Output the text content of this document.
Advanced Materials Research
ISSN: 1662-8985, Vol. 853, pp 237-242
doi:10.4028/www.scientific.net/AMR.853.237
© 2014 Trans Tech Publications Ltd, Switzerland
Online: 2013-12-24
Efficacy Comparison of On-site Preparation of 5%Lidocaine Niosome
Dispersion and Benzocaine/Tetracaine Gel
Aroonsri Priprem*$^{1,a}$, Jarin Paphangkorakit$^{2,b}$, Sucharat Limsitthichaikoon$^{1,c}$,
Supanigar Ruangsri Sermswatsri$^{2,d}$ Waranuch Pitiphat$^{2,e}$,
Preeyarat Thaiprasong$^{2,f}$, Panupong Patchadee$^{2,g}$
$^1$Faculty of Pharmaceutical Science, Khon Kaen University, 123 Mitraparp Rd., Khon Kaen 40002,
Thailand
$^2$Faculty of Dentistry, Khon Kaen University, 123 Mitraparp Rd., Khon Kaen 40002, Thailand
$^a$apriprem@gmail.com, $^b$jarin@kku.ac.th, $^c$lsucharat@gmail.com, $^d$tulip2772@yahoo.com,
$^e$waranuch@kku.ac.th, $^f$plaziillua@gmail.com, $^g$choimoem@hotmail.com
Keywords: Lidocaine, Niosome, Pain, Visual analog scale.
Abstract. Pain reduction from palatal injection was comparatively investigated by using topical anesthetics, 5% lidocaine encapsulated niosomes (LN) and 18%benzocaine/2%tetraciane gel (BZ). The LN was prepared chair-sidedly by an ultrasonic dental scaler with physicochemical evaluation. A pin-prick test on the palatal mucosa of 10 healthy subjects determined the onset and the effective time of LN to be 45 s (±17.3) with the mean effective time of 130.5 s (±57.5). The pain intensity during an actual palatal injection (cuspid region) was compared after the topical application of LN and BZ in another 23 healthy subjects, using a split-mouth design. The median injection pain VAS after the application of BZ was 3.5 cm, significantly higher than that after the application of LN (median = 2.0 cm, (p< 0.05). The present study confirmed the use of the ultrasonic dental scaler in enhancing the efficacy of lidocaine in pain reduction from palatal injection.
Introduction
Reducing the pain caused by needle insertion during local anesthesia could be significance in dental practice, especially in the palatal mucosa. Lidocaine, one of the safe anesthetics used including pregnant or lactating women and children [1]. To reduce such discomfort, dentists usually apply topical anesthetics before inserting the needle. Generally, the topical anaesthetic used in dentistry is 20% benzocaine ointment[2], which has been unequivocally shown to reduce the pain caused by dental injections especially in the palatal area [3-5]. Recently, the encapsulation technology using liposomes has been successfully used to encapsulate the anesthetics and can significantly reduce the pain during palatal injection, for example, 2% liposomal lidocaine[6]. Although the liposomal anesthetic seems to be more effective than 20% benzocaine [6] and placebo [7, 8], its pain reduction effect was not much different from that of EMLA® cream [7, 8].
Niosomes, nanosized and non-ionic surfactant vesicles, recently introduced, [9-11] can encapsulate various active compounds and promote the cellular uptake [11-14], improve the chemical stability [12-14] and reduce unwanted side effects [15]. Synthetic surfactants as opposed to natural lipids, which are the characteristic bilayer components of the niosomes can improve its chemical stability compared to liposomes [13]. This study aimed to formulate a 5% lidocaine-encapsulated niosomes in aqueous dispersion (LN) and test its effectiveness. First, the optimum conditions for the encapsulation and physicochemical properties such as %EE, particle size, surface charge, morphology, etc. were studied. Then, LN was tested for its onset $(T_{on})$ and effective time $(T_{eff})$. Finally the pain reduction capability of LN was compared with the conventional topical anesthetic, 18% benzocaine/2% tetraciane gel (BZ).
+-------+
◆ **Stated exercise**: Would you restate each of the entries word for word?

◆ **Finished answer**:
Output the text content of this document.
Advanced Materials Research
ISSN: 1662-8985, Vol. 853, pp 237-242
doi:10.4028/www.scientific.net/AMR.853.237
© 2014 Trans Tech Publications Ltd, Switzerland
Online: 2013-12-24
Efficacy Comparison of On-site Preparation of 5%Lidocaine Niosome
Dispersion and Benzocaine/Tetracaine Gel
Aroonsri Priprem*$^{1,a}$, Jarin Paphangkorakit$^{2,b}$, Sucharat Limsitthichaikoon$^{1,c}$,
Supanigar Ruangsri Sermswatsri$^{2,d}$ Waranuch Pitiphat$^{2,e}$,
Preeyarat Thaiprasong$^{2,f}$, Panupong Patchadee$^{2,g}$
$^1$Faculty of Pharmaceutical Science, Khon Kaen University, 123 Mitraparp Rd., Khon Kaen 40002,
Thailand
$^2$Faculty of Dentistry, Khon Kaen University, 123 Mitraparp Rd., Khon Kaen 40002, Thailand
$^a$apriprem@gmail.com, $^b$jarin@kku.ac.th, $^c$lsucharat@gmail.com, $^d$tulip2772@yahoo.com,
$^e$waranuch@kku.ac.th, $^f$plaziillua@gmail.com, $^g$choimoem@hotmail.com
Keywords: Lidocaine, Niosome, Pain, Visual analog scale.
Abstract. Pain reduction from palatal injection was comparatively investigated by using topical anesthetics, 5% lidocaine encapsulated niosomes (LN) and 18%benzocaine/2%tetraciane gel (BZ). The LN was prepared chair-sidedly by an ultrasonic dental scaler with physicochemical evaluation. A pin-prick test on the palatal mucosa of 10 healthy subjects determined the onset and the effective time of LN to be 45 s (±17.3) with the mean effective time of 130.5 s (±57.5). The pain intensity during an actual palatal injection (cuspid region) was compared after the topical application of LN and BZ in another 23 healthy subjects, using a split-mouth design. The median injection pain VAS after the application of BZ was 3.5 cm, significantly higher than that after the application of LN (median = 2.0 cm, (p< 0.05). The present study confirmed the use of the ultrasonic dental scaler in enhancing the efficacy of lidocaine in pain reduction from palatal injection.
Introduction
Reducing the pain caused by needle insertion during local anesthesia could be significance in dental practice, especially in the palatal mucosa. Lidocaine, one of the safe anesthetics used including pregnant or lactating women and children [1]. To reduce such discomfort, dentists usually apply topical anesthetics before inserting the needle. Generally, the topical anaesthetic used in dentistry is 20% benzocaine ointment[2], which has been unequivocally shown to reduce the pain caused by dental injections especially in the palatal area [3-5]. Recently, the encapsulation technology using liposomes has been successfully used to encapsulate the anesthetics and can significantly reduce the pain during palatal injection, for example, 2% liposomal lidocaine[6]. Although the liposomal anesthetic seems to be more effective than 20% benzocaine [6] and placebo [7, 8], its pain reduction effect was not much different from that of EMLA® cream [7, 8].
Niosomes, nanosized and non-ionic surfactant vesicles, recently introduced, [9-11] can encapsulate various active compounds and promote the cellular uptake [11-14], improve the chemical stability [12-14] and reduce unwanted side effects [15]. Synthetic surfactants as opposed to natural lipids, which are the characteristic bilayer components of the niosomes can improve its chemical stability compared to liposomes [13]. This study aimed to formulate a 5% lidocaine-encapsulated niosomes in aqueous dispersion (LN) and test its effectiveness. First, the optimum conditions for the encapsulation and physicochemical properties such as %EE, particle size, surface charge, morphology, etc. were studied. Then, LN was tested for its onset $(T_{on})$ and effective time $(T_{eff})$. Finally the pain reduction capability of LN was compared with the conventional topical anesthetic, 18% benzocaine/2% tetraciane gel (BZ).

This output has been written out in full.